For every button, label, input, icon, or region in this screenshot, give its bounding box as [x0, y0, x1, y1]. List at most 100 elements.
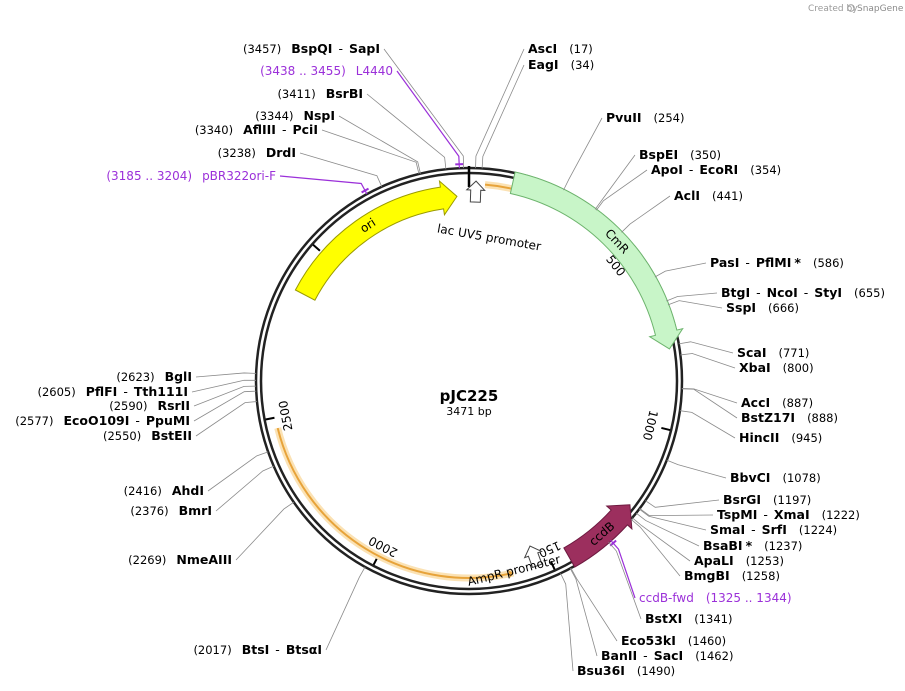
site-enzyme-ecoo109i: (2577)EcoO109I-PpuMI	[15, 390, 257, 428]
site-enzyme-smai: SmaI-SrfI(1224)	[638, 508, 837, 537]
site-enzyme-btsi: (2017)BtsI-BtsαI	[193, 566, 366, 657]
site-leader-line	[630, 518, 681, 577]
credit-prefix: Created by	[808, 4, 858, 14]
site-leader-line	[594, 154, 636, 210]
site-enzyme-pflfi: (2605)PflFI-Tth111I	[37, 379, 257, 399]
site-enzyme-eagi: EagI(34)	[481, 57, 594, 169]
site-enzyme-bmri: (2376)BmrI	[130, 465, 274, 518]
site-enzyme-bspei: BspEI(350)	[594, 147, 721, 210]
feature-arrow-ccdb	[563, 504, 633, 568]
site-leader-line	[666, 292, 718, 302]
svg-text:XbaI(800): XbaI(800)	[739, 360, 814, 375]
site-leader-line	[639, 508, 714, 516]
site-leader-line	[608, 541, 642, 620]
site-leader-line	[666, 459, 727, 479]
site-enzyme-acci: AccI(887)	[681, 388, 813, 410]
site-labels: (3457)BspQI-SapI AscI(17)EagI(34)(3438 ..…	[15, 41, 885, 678]
svg-text:(2590)RsrII: (2590)RsrII	[109, 398, 190, 413]
site-leader-line	[235, 501, 295, 561]
site-leader-line	[207, 451, 269, 492]
site-enzyme-scai: ScaI(771)	[678, 341, 809, 360]
site-primer-l4440: (3438 .. 3455)L4440	[260, 64, 464, 169]
site-leader-line	[621, 195, 671, 233]
promoter-arrow	[465, 180, 486, 203]
site-leader-line	[193, 390, 257, 422]
site-leader-line	[679, 410, 736, 439]
site-leader-line	[396, 70, 460, 169]
site-enzyme-ahdi: (2416)AhdI	[124, 451, 269, 498]
svg-text:BbvCI(1078): BbvCI(1078)	[730, 470, 821, 485]
svg-text:Bsu36I(1490): Bsu36I(1490)	[577, 663, 675, 678]
site-leader-line	[596, 169, 648, 211]
site-leader-line	[325, 566, 366, 651]
site-enzyme-sspi: SspI(666)	[667, 300, 799, 315]
site-enzyme-afliii: (3340)AflIII-PciI	[195, 122, 420, 175]
site-leader-line	[321, 129, 420, 175]
site-enzyme-drdi: (3238)DrdI	[218, 145, 383, 187]
map-center: pJC225 3471 bp	[440, 387, 499, 418]
svg-text:(2577)EcoO109I-PpuMI: (2577)EcoO109I-PpuMI	[15, 413, 190, 428]
feature-arrow-ori	[294, 179, 458, 301]
tick-label: 2500	[276, 399, 295, 432]
svg-text:SspI(666): SspI(666)	[726, 300, 799, 315]
site-leader-line	[681, 388, 738, 404]
site-enzyme-bmgbi: BmgBI(1258)	[630, 518, 780, 583]
credit-brand: SnapGene	[857, 4, 904, 14]
site-leader-line	[681, 388, 738, 419]
svg-text:(2605)PflFI-Tth111I: (2605)PflFI-Tth111I	[37, 384, 188, 399]
snapgene-logo-icon	[847, 4, 855, 12]
site-enzyme-bsu36i: Bsu36I(1490)	[560, 573, 675, 678]
site-enzyme-apoi: ApoI-EcoRI(354)	[596, 162, 781, 211]
feature-arrow-cmr	[509, 171, 684, 350]
svg-text:(2269)NmeAIII: (2269)NmeAIII	[128, 552, 232, 567]
site-enzyme-acli: AclI(441)	[621, 188, 743, 233]
promoter-arrow	[523, 545, 543, 569]
site-leader-line	[383, 48, 465, 169]
svg-text:SmaI-SrfI(1224): SmaI-SrfI(1224)	[710, 522, 837, 537]
site-enzyme-bsabi: BsaBI*(1237)	[635, 512, 802, 553]
site-leader-line	[654, 262, 707, 278]
tick-label: 1000	[640, 409, 661, 442]
primer-mark	[361, 187, 369, 194]
site-leader-line	[635, 512, 700, 547]
svg-text:AscI(17): AscI(17)	[528, 41, 593, 56]
site-enzyme-bstz17i: BstZ17I(888)	[681, 388, 838, 425]
site-enzyme-apali: ApaLI(1253)	[632, 517, 784, 568]
site-enzyme-bsrbi: (3411)BsrBI	[277, 86, 447, 170]
site-leader-line	[569, 568, 598, 657]
site-leader-line	[279, 175, 368, 195]
site-leader-line	[570, 567, 618, 642]
plasmid-size: 3471 bp	[446, 405, 491, 418]
site-enzyme-bbvci: BbvCI(1078)	[666, 459, 821, 485]
tick-mark	[265, 416, 275, 421]
svg-text:(3411)BsrBI: (3411)BsrBI	[277, 86, 363, 101]
site-enzyme-hincii: HincII(945)	[679, 410, 822, 445]
svg-text:HincII(945): HincII(945)	[739, 430, 822, 445]
site-leader-line	[632, 517, 691, 562]
site-leader-line	[645, 499, 720, 508]
svg-text:BstZ17I(888): BstZ17I(888)	[741, 410, 838, 425]
site-leader-line	[475, 48, 525, 169]
site-enzyme-eco53ki: Eco53kI(1460)	[570, 567, 726, 648]
svg-text:(3238)DrdI: (3238)DrdI	[218, 145, 296, 160]
site-enzyme-bspqi: (3457)BspQI-SapI	[243, 41, 465, 169]
svg-text:(2017)BtsI-BtsαI: (2017)BtsI-BtsαI	[193, 642, 322, 657]
site-leader-line	[366, 93, 447, 170]
site-leader-line	[195, 372, 257, 378]
site-leader-line	[680, 353, 736, 369]
svg-text:BsaBI*(1237): BsaBI*(1237)	[703, 538, 802, 553]
svg-text:(2376)BmrI: (2376)BmrI	[130, 503, 212, 518]
site-enzyme-tspmi: TspMI-XmaI(1222)	[639, 507, 860, 522]
svg-text:(3185 .. 3204)pBR322ori-F: (3185 .. 3204)pBR322ori-F	[106, 169, 276, 183]
site-enzyme-asci: AscI(17)	[475, 41, 593, 169]
svg-text:Eco53kI(1460): Eco53kI(1460)	[621, 633, 726, 648]
site-enzyme-banii: BanII-SacI(1462)	[569, 568, 733, 663]
site-leader-line	[338, 115, 421, 174]
svg-text:(2416)AhdI: (2416)AhdI	[124, 483, 204, 498]
svg-text:(2623)BglI: (2623)BglI	[116, 369, 192, 384]
svg-text:(3340)AflIII-PciI: (3340)AflIII-PciI	[195, 122, 318, 137]
plasmid-name: pJC225	[440, 387, 499, 405]
site-primer-ccdb-fwd: ccdB-fwd(1325 .. 1344)	[609, 539, 792, 605]
svg-text:AclI(441): AclI(441)	[674, 188, 743, 203]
_ _ _ _ _
## Problem to solve
Work through the material above. Then report how many of its lines contain "SspI", and only that.

## Response
2